Records shown:
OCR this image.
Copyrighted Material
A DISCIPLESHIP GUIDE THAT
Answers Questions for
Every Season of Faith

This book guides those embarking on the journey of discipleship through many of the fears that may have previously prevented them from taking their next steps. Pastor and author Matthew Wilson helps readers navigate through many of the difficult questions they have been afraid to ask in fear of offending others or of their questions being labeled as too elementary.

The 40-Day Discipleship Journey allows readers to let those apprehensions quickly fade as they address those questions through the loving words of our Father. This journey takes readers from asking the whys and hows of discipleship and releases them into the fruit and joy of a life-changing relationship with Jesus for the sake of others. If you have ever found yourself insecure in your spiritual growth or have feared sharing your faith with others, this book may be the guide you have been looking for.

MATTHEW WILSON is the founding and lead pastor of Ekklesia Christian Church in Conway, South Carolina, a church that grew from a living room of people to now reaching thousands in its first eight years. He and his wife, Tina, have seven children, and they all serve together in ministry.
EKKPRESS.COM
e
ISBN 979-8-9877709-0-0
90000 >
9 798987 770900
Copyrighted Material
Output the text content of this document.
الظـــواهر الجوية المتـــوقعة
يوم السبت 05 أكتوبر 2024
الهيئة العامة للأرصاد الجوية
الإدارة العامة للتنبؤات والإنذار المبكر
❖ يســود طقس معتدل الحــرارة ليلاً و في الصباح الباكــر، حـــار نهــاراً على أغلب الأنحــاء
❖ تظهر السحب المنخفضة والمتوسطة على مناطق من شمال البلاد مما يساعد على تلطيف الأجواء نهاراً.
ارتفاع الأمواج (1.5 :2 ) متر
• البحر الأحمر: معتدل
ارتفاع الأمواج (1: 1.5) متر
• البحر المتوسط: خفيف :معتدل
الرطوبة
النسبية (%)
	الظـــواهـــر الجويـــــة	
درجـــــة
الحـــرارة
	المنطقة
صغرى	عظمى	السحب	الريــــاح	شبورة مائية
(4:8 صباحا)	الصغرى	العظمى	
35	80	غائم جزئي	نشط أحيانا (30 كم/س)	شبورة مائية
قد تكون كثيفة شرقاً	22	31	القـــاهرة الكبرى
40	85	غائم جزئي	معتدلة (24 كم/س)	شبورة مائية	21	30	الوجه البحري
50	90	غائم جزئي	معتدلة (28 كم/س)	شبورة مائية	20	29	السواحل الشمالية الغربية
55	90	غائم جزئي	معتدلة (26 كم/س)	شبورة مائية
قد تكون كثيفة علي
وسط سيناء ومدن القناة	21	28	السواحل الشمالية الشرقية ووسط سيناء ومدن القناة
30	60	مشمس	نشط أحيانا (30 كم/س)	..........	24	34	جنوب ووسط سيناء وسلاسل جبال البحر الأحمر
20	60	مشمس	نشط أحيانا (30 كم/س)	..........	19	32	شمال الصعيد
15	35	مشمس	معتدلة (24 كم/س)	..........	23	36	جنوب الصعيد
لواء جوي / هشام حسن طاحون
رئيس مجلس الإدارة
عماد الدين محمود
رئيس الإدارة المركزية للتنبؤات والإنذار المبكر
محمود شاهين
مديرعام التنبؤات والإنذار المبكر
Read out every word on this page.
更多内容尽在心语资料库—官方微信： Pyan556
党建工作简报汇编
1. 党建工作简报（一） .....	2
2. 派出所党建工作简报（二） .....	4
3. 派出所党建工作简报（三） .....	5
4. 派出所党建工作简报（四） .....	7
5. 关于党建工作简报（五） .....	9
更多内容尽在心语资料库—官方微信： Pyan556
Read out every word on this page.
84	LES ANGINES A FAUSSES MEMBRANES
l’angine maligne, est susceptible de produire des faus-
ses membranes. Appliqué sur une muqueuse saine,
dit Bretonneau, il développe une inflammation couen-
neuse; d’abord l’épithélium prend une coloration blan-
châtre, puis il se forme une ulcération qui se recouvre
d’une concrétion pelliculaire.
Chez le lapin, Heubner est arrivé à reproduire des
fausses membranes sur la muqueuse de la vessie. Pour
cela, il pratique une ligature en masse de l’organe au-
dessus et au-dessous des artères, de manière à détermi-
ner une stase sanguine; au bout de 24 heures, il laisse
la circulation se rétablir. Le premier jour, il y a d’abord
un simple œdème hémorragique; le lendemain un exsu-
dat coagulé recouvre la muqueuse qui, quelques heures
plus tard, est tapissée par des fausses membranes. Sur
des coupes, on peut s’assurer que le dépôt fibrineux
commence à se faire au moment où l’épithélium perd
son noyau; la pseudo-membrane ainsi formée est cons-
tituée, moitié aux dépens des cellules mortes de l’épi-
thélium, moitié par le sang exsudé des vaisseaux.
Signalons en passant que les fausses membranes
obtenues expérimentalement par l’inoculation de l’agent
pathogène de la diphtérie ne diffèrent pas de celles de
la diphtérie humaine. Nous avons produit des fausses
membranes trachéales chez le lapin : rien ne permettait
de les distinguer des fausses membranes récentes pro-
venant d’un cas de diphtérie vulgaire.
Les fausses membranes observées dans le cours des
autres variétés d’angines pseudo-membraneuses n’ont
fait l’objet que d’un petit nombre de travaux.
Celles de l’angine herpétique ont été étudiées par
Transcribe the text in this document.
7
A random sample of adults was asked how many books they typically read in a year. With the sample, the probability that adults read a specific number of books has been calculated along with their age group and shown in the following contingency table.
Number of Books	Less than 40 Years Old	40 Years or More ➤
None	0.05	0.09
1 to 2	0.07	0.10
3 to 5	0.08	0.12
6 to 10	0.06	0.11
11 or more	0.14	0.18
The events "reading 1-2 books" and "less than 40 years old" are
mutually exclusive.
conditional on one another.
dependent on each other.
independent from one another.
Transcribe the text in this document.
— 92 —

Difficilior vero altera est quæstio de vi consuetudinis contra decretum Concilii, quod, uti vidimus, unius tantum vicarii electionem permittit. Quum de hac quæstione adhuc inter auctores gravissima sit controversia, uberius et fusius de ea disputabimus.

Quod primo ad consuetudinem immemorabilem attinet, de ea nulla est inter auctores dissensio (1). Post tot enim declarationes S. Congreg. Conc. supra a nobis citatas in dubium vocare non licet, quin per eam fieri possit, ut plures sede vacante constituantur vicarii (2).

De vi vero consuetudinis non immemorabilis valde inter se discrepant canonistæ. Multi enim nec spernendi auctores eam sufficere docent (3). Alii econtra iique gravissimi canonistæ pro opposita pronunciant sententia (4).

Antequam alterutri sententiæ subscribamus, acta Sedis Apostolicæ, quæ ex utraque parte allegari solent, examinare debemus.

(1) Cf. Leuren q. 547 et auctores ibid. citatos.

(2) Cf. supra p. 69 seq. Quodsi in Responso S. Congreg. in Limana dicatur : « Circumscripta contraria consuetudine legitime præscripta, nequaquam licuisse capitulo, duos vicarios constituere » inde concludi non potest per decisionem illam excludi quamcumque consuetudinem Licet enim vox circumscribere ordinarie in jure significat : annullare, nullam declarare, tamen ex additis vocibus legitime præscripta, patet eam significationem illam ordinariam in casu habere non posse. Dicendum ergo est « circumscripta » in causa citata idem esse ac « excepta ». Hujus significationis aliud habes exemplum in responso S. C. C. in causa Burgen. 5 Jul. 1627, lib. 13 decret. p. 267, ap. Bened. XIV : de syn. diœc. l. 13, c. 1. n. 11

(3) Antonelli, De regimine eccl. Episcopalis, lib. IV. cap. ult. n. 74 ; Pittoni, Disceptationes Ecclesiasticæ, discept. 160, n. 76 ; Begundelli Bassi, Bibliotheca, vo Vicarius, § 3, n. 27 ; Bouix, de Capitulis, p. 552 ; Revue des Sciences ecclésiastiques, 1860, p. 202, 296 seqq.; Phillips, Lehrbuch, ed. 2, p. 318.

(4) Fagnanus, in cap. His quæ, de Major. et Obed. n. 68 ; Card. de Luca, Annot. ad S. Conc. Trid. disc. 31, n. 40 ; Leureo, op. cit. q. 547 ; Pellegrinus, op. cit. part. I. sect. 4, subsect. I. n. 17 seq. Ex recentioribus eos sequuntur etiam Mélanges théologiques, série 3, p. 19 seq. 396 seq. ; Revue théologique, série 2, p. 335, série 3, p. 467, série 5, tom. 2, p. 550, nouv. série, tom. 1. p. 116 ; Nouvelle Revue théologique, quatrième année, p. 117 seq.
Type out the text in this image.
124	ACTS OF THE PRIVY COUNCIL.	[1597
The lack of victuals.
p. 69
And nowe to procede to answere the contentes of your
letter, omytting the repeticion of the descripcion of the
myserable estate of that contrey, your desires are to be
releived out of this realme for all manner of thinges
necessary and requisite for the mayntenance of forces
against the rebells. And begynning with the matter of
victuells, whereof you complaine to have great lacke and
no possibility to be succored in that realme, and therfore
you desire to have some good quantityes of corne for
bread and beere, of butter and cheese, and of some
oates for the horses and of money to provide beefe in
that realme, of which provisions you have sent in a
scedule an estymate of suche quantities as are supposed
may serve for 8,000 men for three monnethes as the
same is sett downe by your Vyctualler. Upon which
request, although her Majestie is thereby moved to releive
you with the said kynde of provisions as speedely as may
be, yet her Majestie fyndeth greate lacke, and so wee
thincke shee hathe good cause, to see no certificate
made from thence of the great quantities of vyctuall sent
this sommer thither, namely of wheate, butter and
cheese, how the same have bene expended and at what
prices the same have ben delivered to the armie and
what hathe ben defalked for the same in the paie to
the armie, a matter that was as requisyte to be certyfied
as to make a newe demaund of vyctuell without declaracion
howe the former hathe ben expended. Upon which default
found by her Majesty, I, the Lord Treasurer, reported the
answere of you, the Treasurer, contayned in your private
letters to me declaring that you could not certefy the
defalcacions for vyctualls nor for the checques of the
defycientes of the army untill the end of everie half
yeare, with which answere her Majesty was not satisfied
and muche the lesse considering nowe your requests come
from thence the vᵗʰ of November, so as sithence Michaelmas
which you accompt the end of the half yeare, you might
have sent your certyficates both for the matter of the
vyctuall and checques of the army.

Requirement: Report each line of the material above where the word "الإدارة" appears.

Written solution:
الإدارة العامة للتنبؤات والإنذار المبكر
رئيس مجلس الإدارة
رئيس الإدارة المركزية للتنبؤات والإنذار المبكر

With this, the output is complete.